> _What you have to do_: Without altering anything, repeat each of the records.

> _Items_:
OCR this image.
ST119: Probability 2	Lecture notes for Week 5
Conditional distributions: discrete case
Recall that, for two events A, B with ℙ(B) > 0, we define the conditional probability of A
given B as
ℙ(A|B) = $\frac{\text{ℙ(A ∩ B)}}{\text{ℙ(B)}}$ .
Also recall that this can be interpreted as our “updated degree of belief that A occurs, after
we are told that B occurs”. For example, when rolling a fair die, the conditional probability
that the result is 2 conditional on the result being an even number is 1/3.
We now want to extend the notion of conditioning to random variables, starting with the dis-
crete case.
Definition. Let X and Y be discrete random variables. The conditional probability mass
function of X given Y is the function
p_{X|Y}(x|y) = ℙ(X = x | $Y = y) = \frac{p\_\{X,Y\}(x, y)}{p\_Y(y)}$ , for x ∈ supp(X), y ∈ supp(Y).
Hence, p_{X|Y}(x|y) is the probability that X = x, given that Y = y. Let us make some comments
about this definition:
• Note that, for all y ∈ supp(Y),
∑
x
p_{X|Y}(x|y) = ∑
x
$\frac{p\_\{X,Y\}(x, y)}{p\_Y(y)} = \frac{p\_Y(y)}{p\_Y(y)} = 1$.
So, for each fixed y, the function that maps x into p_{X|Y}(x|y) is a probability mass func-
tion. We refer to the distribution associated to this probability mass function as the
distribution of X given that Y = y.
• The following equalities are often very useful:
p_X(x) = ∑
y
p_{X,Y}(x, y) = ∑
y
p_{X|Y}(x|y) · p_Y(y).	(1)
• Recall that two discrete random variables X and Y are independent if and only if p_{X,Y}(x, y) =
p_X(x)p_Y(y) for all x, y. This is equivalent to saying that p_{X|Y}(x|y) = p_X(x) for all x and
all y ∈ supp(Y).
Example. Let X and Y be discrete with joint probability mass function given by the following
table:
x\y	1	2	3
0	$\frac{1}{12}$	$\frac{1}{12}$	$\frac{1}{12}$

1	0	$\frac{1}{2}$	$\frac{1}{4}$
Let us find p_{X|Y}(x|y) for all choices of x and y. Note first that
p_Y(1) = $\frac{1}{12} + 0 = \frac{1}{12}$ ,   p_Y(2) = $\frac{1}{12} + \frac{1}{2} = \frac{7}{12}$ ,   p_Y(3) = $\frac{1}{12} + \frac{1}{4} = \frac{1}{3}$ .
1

> _Task solution_:
OCR this image.
ST119: Probability 2	Lecture notes for Week 5
Conditional distributions: discrete case
Recall that, for two events A, B with ℙ(B) > 0, we define the conditional probability of A
given B as
ℙ(A|B) = $\frac{\text{ℙ(A ∩ B)}}{\text{ℙ(B)}}$ .
Also recall that this can be interpreted as our “updated degree of belief that A occurs, after
we are told that B occurs”. For example, when rolling a fair die, the conditional probability
that the result is 2 conditional on the result being an even number is 1/3.
We now want to extend the notion of conditioning to random variables, starting with the dis-
crete case.
Definition. Let X and Y be discrete random variables. The conditional probability mass
function of X given Y is the function
p_{X|Y}(x|y) = ℙ(X = x | $Y = y) = \frac{p\_\{X,Y\}(x, y)}{p\_Y(y)}$ , for x ∈ supp(X), y ∈ supp(Y).
Hence, p_{X|Y}(x|y) is the probability that X = x, given that Y = y. Let us make some comments
about this definition:
• Note that, for all y ∈ supp(Y),
∑
x
p_{X|Y}(x|y) = ∑
x
$\frac{p\_\{X,Y\}(x, y)}{p\_Y(y)} = \frac{p\_Y(y)}{p\_Y(y)} = 1$.
So, for each fixed y, the function that maps x into p_{X|Y}(x|y) is a probability mass func-
tion. We refer to the distribution associated to this probability mass function as the
distribution of X given that Y = y.
• The following equalities are often very useful:
p_X(x) = ∑
y
p_{X,Y}(x, y) = ∑
y
p_{X|Y}(x|y) · p_Y(y).	(1)
• Recall that two discrete random variables X and Y are independent if and only if p_{X,Y}(x, y) =
p_X(x)p_Y(y) for all x, y. This is equivalent to saying that p_{X|Y}(x|y) = p_X(x) for all x and
all y ∈ supp(Y).
Example. Let X and Y be discrete with joint probability mass function given by the following
table:
x\y	1	2	3
0	$\frac{1}{12}$	$\frac{1}{12}$	$\frac{1}{12}$

1	0	$\frac{1}{2}$	$\frac{1}{4}$
Let us find p_{X|Y}(x|y) for all choices of x and y. Note first that
p_Y(1) = $\frac{1}{12} + 0 = \frac{1}{12}$ ,   p_Y(2) = $\frac{1}{12} + \frac{1}{2} = \frac{7}{12}$ ,   p_Y(3) = $\frac{1}{12} + \frac{1}{4} = \frac{1}{3}$ .
1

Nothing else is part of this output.